-- START --

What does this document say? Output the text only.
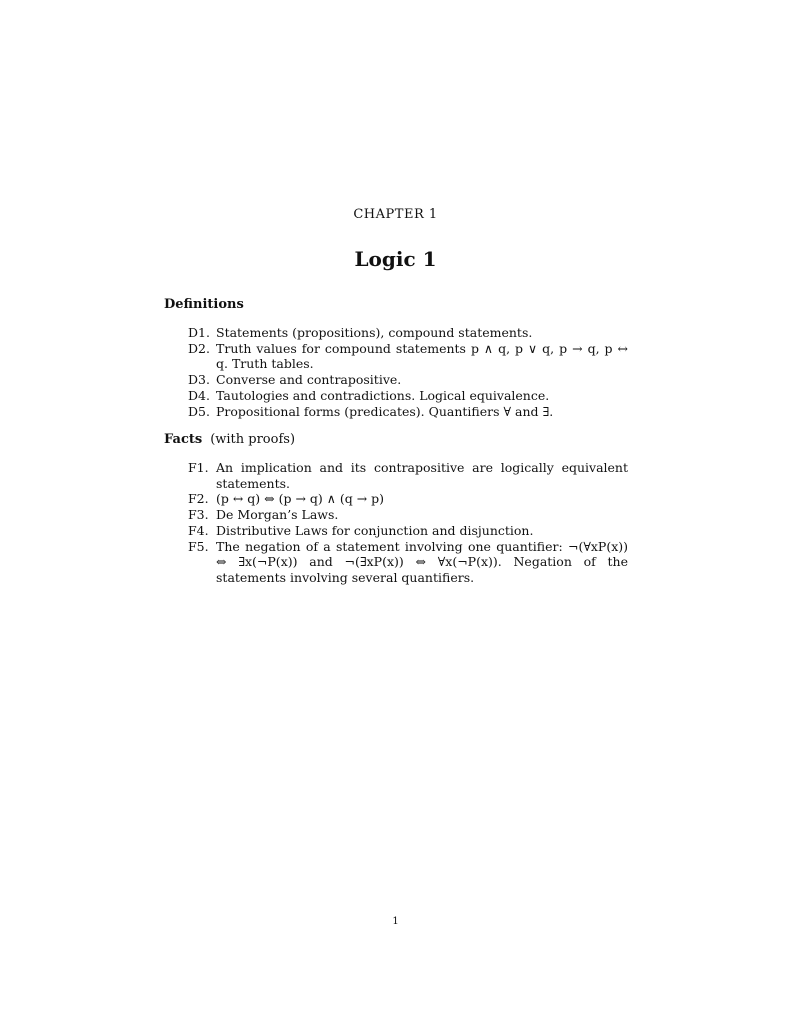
CHAPTER 1
Logic 1
Definitions
D1. Statements (propositions), compound statements.
D2. Truth values for compound statements p ∧ q, p ∨ q, p → q, p ↔ q. Truth tables.
D3. Converse and contrapositive.
D4. Tautologies and contradictions. Logical equivalence.
D5. Propositional forms (predicates). Quantifiers ∀ and ∃.
Facts (with proofs)
F1. An implication and its contrapositive are logically equivalent statements.
F2. (p ↔ q) ⇔ (p → q) ∧ (q → p)
F3. De Morgan’s Laws.
F4. Distributive Laws for conjunction and disjunction.
F5. The negation of a statement involving one quantifier: ¬(∀xP(x)) ⇔ ∃x(¬P(x)) and ¬(∃xP(x)) ⇔ ∀x(¬P(x)). Negation of the statements involving several quantifiers.
1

-- END --

→ TASK OBJECTIVE: Word for word, quote the lines above. Omit the pictures.

→ RESULT OF THIS TASK:
What does this document say? Output the text only.
CHAPTER 1
Logic 1
Definitions
D1. Statements (propositions), compound statements.
D2. Truth values for compound statements p ∧ q, p ∨ q, p → q, p ↔ q. Truth tables.
D3. Converse and contrapositive.
D4. Tautologies and contradictions. Logical equivalence.
D5. Propositional forms (predicates). Quantifiers ∀ and ∃.
Facts (with proofs)
F1. An implication and its contrapositive are logically equivalent statements.
F2. (p ↔ q) ⇔ (p → q) ∧ (q → p)
F3. De Morgan’s Laws.
F4. Distributive Laws for conjunction and disjunction.
F5. The negation of a statement involving one quantifier: ¬(∀xP(x)) ⇔ ∃x(¬P(x)) and ¬(∃xP(x)) ⇔ ∀x(¬P(x)). Negation of the statements involving several quantifiers.
1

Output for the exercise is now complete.